Data records:

--------------------

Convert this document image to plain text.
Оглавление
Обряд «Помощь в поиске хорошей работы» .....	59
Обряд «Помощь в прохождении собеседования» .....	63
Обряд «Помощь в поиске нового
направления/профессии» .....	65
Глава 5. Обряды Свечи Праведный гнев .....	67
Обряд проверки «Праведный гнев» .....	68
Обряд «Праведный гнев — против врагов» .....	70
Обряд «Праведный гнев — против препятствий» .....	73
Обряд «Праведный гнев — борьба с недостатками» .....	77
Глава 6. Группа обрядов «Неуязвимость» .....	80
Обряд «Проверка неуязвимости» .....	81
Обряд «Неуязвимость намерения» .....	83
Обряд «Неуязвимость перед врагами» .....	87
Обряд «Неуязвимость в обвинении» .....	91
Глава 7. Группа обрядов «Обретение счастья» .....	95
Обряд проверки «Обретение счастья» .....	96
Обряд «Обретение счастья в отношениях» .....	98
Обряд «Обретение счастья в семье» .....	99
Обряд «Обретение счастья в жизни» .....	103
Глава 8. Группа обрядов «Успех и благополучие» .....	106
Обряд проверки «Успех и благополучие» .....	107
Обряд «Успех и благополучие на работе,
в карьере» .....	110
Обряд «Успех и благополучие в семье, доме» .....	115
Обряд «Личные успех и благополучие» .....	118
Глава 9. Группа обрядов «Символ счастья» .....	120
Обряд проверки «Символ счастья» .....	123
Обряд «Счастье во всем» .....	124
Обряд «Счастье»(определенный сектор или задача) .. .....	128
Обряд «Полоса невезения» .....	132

--------------------

What you should do: Gather and copy every line of the data in which the string "Помощь" is found.

Final result:
Обряд «Помощь в поиске хорошей работы» .....	59
Обряд «Помощь в прохождении собеседования» .....	63
Обряд «Помощь в поиске нового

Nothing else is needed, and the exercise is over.